### DATA ENTRIES
::::::::
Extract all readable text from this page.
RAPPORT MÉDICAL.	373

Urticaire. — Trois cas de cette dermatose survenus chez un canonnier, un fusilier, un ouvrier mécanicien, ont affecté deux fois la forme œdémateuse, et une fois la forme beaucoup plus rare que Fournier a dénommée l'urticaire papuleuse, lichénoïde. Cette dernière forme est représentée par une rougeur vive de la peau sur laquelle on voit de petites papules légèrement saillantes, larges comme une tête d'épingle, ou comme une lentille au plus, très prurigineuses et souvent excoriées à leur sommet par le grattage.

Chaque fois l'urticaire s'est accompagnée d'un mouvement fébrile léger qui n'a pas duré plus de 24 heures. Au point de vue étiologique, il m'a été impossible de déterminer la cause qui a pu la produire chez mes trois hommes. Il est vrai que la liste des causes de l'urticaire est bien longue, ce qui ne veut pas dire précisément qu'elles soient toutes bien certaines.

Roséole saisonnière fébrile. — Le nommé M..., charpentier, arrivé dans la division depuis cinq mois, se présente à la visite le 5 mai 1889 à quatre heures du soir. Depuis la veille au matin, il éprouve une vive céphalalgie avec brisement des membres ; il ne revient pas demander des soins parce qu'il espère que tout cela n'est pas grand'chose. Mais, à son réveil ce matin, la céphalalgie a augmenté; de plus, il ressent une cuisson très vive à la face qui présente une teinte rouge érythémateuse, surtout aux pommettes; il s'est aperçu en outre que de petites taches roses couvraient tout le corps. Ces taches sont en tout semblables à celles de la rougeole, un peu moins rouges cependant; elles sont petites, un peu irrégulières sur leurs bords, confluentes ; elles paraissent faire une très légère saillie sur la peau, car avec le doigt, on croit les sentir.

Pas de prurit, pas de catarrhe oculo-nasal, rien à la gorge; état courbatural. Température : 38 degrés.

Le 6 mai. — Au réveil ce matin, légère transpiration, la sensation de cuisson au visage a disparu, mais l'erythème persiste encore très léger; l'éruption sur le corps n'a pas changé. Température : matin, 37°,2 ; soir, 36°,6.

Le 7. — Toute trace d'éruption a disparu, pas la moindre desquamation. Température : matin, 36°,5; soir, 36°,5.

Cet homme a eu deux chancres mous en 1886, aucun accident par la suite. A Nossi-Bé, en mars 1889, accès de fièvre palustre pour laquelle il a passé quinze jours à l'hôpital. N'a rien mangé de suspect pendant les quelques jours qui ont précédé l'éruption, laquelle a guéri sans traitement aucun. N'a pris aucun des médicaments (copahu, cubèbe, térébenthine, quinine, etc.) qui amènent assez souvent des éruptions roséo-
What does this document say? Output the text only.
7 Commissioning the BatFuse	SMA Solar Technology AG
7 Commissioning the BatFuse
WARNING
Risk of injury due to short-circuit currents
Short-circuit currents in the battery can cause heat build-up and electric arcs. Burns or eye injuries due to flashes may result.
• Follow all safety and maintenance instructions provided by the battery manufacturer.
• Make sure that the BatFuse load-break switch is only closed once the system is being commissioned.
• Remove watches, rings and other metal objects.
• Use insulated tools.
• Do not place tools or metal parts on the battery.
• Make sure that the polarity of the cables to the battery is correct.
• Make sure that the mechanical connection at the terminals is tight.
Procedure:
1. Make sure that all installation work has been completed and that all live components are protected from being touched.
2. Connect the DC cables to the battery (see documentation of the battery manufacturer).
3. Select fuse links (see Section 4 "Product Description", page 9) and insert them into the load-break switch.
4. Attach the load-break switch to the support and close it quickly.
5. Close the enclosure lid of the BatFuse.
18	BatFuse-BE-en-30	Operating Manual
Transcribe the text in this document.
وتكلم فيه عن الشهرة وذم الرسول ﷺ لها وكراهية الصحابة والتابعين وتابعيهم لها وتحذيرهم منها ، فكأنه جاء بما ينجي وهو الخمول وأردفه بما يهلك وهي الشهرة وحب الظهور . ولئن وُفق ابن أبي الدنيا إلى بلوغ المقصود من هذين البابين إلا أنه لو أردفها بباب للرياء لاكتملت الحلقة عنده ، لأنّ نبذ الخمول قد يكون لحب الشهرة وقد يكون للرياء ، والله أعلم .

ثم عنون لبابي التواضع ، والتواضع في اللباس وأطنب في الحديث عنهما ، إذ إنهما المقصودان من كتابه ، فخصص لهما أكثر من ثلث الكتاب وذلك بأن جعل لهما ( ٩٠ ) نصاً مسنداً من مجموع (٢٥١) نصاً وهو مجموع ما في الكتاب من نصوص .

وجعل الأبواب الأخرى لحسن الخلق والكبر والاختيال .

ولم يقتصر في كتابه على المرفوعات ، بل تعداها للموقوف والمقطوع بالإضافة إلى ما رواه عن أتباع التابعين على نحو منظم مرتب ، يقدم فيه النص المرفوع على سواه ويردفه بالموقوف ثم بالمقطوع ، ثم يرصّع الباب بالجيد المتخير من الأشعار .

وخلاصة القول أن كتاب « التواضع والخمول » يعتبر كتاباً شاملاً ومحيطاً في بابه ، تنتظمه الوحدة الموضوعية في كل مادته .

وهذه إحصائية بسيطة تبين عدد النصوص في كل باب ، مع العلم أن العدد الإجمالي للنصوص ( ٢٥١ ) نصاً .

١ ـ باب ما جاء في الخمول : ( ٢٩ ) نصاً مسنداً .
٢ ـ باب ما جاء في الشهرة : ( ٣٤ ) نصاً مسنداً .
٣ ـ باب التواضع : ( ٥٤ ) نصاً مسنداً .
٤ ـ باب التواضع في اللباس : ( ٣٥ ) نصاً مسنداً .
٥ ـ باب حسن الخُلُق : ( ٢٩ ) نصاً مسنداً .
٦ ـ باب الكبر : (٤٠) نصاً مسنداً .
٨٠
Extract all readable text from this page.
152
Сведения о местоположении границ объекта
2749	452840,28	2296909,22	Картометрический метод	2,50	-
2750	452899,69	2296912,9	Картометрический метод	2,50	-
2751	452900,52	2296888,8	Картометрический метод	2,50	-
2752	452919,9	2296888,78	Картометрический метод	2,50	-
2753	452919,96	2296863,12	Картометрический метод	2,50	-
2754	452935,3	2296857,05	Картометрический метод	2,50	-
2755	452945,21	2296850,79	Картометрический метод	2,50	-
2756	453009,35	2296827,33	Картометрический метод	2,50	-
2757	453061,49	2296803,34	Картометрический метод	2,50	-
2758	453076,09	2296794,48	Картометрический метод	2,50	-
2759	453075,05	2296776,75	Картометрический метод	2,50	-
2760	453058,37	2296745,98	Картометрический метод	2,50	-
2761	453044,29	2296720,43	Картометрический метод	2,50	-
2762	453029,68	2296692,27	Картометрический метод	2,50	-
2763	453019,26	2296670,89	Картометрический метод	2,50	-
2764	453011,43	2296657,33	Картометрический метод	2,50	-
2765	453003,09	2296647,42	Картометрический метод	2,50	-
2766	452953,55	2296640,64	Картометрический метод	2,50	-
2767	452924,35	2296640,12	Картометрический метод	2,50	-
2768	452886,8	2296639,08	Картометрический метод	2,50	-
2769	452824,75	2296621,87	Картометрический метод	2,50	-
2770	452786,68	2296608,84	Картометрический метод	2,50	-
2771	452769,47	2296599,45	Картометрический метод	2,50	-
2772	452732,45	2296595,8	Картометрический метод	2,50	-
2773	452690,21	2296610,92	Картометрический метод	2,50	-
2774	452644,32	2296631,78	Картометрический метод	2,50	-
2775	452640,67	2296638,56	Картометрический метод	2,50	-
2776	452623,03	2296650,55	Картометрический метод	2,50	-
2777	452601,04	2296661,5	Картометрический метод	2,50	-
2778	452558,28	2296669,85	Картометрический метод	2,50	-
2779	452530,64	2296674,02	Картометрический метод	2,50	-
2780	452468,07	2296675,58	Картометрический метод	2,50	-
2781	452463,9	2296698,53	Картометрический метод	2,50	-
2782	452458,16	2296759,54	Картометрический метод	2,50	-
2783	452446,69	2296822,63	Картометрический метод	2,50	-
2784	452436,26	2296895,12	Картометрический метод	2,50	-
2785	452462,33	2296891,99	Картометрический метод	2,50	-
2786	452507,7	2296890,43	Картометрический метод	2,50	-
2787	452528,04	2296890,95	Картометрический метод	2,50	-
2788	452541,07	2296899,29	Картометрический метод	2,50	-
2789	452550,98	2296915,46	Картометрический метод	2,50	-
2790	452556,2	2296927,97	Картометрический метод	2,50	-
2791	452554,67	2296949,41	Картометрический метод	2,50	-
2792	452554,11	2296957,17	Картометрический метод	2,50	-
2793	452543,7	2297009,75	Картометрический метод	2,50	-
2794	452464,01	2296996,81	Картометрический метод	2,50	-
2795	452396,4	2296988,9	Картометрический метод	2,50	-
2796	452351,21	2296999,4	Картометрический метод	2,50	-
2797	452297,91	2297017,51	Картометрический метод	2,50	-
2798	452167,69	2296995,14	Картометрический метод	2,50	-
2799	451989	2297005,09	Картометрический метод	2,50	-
::::::::
### WHAT IS NEEDED
Copy out all lines above that include the string "urticaire".

### SOLUTION TO THIS TASK
Urticaire. — Trois cas de cette dermatose survenus chez un canonnier, un fusilier, un ouvrier mécanicien, ont affecté deux fois la forme œdémateuse, et une fois la forme beaucoup plus rare que Fournier a dénommée l'urticaire papuleuse, lichénoïde. Cette dernière forme est représentée par une rougeur vive de la peau sur laquelle on voit de petites papules légèrement saillantes, larges comme une tête d'épingle, ou comme une lentille au plus, très prurigineuses et souvent excoriées à leur sommet par le grattage.
Chaque fois l'urticaire s'est accompagnée d'un mouvement fébrile léger qui n'a pas duré plus de 24 heures. Au point de vue étiologique, il m'a été impossible de déterminer la cause qui a pu la produire chez mes trois hommes. Il est vrai que la liste des causes de l'urticaire est bien longue, ce qui ne veut pas dire précisément qu'elles soient toutes bien certaines.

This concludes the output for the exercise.